- [DIRECTIVE]: Repeat exactly, and only, the lines from the one holding "Transcribe the text in this document." through the last line of the records below.

★ ★ ★

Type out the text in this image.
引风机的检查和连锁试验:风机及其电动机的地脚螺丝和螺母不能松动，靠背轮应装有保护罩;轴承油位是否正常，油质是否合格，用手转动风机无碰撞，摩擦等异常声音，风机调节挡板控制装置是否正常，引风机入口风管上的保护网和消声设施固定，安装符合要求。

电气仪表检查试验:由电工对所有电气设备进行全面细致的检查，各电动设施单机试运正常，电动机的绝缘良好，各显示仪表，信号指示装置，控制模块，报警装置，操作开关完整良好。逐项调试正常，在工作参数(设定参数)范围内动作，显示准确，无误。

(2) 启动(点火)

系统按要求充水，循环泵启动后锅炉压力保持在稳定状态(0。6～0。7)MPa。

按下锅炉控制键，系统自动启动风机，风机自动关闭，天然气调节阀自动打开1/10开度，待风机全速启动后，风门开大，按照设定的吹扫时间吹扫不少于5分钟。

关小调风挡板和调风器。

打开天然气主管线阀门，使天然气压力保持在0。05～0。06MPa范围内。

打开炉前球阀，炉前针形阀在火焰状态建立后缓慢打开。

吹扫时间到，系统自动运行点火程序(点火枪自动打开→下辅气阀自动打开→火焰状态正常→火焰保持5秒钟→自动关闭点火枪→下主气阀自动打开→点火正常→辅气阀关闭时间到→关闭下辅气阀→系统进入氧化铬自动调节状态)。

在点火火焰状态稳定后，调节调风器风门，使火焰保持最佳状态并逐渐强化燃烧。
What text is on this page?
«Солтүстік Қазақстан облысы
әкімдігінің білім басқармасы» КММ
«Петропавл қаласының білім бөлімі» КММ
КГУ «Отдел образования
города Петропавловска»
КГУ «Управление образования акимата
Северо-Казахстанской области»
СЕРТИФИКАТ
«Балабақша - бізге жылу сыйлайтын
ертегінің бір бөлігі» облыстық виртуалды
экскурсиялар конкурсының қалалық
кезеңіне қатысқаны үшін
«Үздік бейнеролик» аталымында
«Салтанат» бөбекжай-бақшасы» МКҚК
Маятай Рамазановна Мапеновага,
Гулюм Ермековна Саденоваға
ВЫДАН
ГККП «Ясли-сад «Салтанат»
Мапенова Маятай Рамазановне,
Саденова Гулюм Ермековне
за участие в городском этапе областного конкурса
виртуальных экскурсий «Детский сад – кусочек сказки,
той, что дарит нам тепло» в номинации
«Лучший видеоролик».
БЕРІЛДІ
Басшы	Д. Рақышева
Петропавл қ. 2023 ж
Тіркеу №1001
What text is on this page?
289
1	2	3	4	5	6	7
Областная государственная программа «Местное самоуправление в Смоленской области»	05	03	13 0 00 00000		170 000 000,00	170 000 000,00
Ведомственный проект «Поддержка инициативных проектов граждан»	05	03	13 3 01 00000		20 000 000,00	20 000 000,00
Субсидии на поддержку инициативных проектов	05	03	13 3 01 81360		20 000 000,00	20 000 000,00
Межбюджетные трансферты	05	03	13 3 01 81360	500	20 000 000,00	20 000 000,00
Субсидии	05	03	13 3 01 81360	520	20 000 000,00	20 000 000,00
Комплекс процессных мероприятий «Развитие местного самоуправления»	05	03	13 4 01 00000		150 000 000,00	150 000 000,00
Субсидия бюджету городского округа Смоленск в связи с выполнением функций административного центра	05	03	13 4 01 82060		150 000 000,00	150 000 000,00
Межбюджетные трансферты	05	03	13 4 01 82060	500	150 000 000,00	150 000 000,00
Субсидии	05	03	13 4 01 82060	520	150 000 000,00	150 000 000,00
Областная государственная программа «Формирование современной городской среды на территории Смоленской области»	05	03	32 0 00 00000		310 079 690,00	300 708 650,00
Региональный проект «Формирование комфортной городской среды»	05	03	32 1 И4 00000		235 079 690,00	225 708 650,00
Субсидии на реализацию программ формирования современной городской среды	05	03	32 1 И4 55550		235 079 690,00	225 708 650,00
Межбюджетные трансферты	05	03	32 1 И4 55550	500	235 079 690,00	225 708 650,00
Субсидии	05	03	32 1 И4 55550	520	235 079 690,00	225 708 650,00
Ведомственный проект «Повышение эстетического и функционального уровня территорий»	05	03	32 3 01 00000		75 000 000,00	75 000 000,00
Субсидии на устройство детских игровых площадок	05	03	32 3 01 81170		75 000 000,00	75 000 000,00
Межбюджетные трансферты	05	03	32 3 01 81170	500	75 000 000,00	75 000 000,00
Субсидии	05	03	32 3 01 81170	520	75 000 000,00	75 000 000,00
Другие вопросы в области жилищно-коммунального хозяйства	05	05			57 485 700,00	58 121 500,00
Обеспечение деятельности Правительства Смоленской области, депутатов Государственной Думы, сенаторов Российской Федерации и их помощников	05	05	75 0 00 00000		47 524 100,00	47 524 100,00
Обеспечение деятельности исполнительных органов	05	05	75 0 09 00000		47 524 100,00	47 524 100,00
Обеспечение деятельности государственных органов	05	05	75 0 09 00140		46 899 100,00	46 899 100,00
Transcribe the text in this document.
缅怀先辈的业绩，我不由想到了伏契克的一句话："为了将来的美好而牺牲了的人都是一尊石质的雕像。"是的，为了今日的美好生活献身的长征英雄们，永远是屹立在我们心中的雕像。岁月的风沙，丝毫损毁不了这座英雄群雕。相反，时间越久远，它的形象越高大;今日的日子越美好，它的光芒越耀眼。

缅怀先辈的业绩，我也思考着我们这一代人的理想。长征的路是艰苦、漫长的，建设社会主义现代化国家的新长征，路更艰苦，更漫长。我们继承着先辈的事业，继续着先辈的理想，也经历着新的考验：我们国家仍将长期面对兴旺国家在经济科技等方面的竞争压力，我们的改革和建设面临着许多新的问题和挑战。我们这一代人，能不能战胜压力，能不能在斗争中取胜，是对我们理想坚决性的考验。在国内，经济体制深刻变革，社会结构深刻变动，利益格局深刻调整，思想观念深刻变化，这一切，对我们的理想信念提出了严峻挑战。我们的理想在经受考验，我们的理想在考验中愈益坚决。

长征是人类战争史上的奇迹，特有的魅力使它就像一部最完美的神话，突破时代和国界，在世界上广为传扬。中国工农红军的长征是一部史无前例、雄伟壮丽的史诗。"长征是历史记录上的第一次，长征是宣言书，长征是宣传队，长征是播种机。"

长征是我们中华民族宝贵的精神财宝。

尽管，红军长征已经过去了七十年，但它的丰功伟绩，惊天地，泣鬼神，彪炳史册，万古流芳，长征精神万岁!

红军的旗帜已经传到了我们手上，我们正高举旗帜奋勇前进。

★ ★ ★

- [SOLUTION]:
Transcribe the text in this document.
缅怀先辈的业绩，我不由想到了伏契克的一句话："为了将来的美好而牺牲了的人都是一尊石质的雕像。"是的，为了今日的美好生活献身的长征英雄们，永远是屹立在我们心中的雕像。岁月的风沙，丝毫损毁不了这座英雄群雕。相反，时间越久远，它的形象越高大;今日的日子越美好，它的光芒越耀眼。

缅怀先辈的业绩，我也思考着我们这一代人的理想。长征的路是艰苦、漫长的，建设社会主义现代化国家的新长征，路更艰苦，更漫长。我们继承着先辈的事业，继续着先辈的理想，也经历着新的考验：我们国家仍将长期面对兴旺国家在经济科技等方面的竞争压力，我们的改革和建设面临着许多新的问题和挑战。我们这一代人，能不能战胜压力，能不能在斗争中取胜，是对我们理想坚决性的考验。在国内，经济体制深刻变革，社会结构深刻变动，利益格局深刻调整，思想观念深刻变化，这一切，对我们的理想信念提出了严峻挑战。我们的理想在经受考验，我们的理想在考验中愈益坚决。

长征是人类战争史上的奇迹，特有的魅力使它就像一部最完美的神话，突破时代和国界，在世界上广为传扬。中国工农红军的长征是一部史无前例、雄伟壮丽的史诗。"长征是历史记录上的第一次，长征是宣言书，长征是宣传队，长征是播种机。"

长征是我们中华民族宝贵的精神财宝。

尽管，红军长征已经过去了七十年，但它的丰功伟绩，惊天地，泣鬼神，彪炳史册，万古流芳，长征精神万岁!

红军的旗帜已经传到了我们手上，我们正高举旗帜奋勇前进。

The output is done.